YOUR GOAL: Could you copy every line from the material below in which "transformer" appears?

SUPPLIED MATERIAL:
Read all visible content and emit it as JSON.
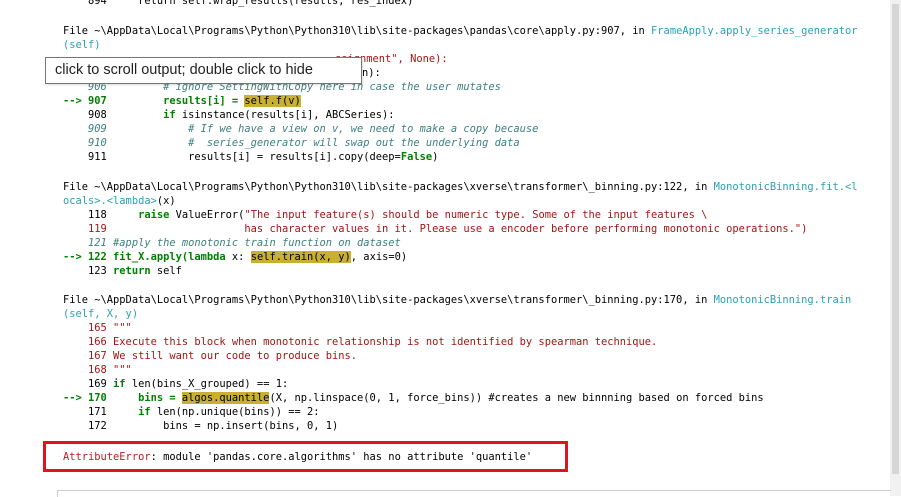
{
  "tooltip": {
    "text": "click to scroll output; double click to hide"
  },
  "frame_top": {
    "line_894": "    894     return self.wrap_results(results, res_index)"
  },
  "frame_apply": {
    "file_prefix": "File ~\\AppData\\Local\\Programs\\Python\\Python310\\lib\\site-packages\\pandas\\core\\apply.py:907, in ",
    "func": "FrameApply.apply_series_generator",
    "args": "(self)",
    "partial_a": "ssignment\", None):",
    "partial_b": "n):",
    "line_906": "    906         # ignore SettingWithCopy here in case the user mutates",
    "arrow_907_pre": "--> 907         results[i] = ",
    "arrow_907_hl": "self.f(v)",
    "line_908_a": "    908         ",
    "line_908_kw": "if",
    "line_908_b": " isinstance(results[i], ABCSeries):",
    "line_909": "    909             # If we have a view on v, we need to make a copy because",
    "line_910": "    910             #  series_generator will swap out the underlying data",
    "line_911_a": "    911             results[i] = results[i].copy(deep=",
    "line_911_kw": "False",
    "line_911_b": ")"
  },
  "frame_binning_fit": {
    "file_prefix": "File ~\\AppData\\Local\\Programs\\Python\\Python310\\lib\\site-packages\\xverse\\transformer\\_binning.py:122, in ",
    "func_a": "MonotonicBinning.fit.<l",
    "func_b": "ocals>.<lambda>",
    "args": "(x)",
    "line_118_a": "    118     ",
    "line_118_kw": "raise",
    "line_118_b": " ValueError(",
    "line_118_str": "\"The input feature(s) should be numeric type. Some of the input features \\",
    "line_119_str": "    119                      has character values in it. Please use a encoder before performing monotonic operations.\")",
    "line_121": "    121 #apply the monotonic train function on dataset",
    "arrow_122_pre": "--> 122 fit_X.apply(",
    "arrow_122_kw": "lambda",
    "arrow_122_mid": " x: ",
    "arrow_122_hl": "self.train(x, y)",
    "arrow_122_post": ", axis=0)",
    "line_123_a": "    123 ",
    "line_123_kw": "return",
    "line_123_b": " self"
  },
  "frame_binning_train": {
    "file_prefix": "File ~\\AppData\\Local\\Programs\\Python\\Python310\\lib\\site-packages\\xverse\\transformer\\_binning.py:170, in ",
    "func": "MonotonicBinning.train",
    "args": "(self, X, y)",
    "line_165": "    165 \"\"\"",
    "line_166": "    166 Execute this block when monotonic relationship is not identified by spearman technique.",
    "line_167": "    167 We still want our code to produce bins.",
    "line_168": "    168 \"\"\"",
    "line_169_a": "    169 ",
    "line_169_kw": "if",
    "line_169_b": " len(bins_X_grouped) == 1:",
    "arrow_170_pre": "--> 170     bins = ",
    "arrow_170_hl": "algos.quantile",
    "arrow_170_post": "(X, np.linspace(0, 1, force_bins)) #creates a new binnning based on forced bins",
    "line_171_a": "    171     ",
    "line_171_kw": "if",
    "line_171_b": " len(np.unique(bins)) == 2:",
    "line_172": "    172         bins = np.insert(bins, 0, 1)"
  },
  "error": {
    "name": "AttributeError",
    "message": ": module 'pandas.core.algorithms' has no attribute 'quantile'"
  },
  "colors": {
    "highlight": "#c9b035",
    "error_box": "#e0141e",
    "func_link": "#2aa1b3",
    "arrow": "#008000"
  }
}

WRITTEN RESPONSE:
    "file_prefix": "File ~\\AppData\\Local\\Programs\\Python\\Python310\\lib\\site-packages\\xverse\\transformer\\_binning.py:122, in ",
    "file_prefix": "File ~\\AppData\\Local\\Programs\\Python\\Python310\\lib\\site-packages\\xverse\\transformer\\_binning.py:170, in ",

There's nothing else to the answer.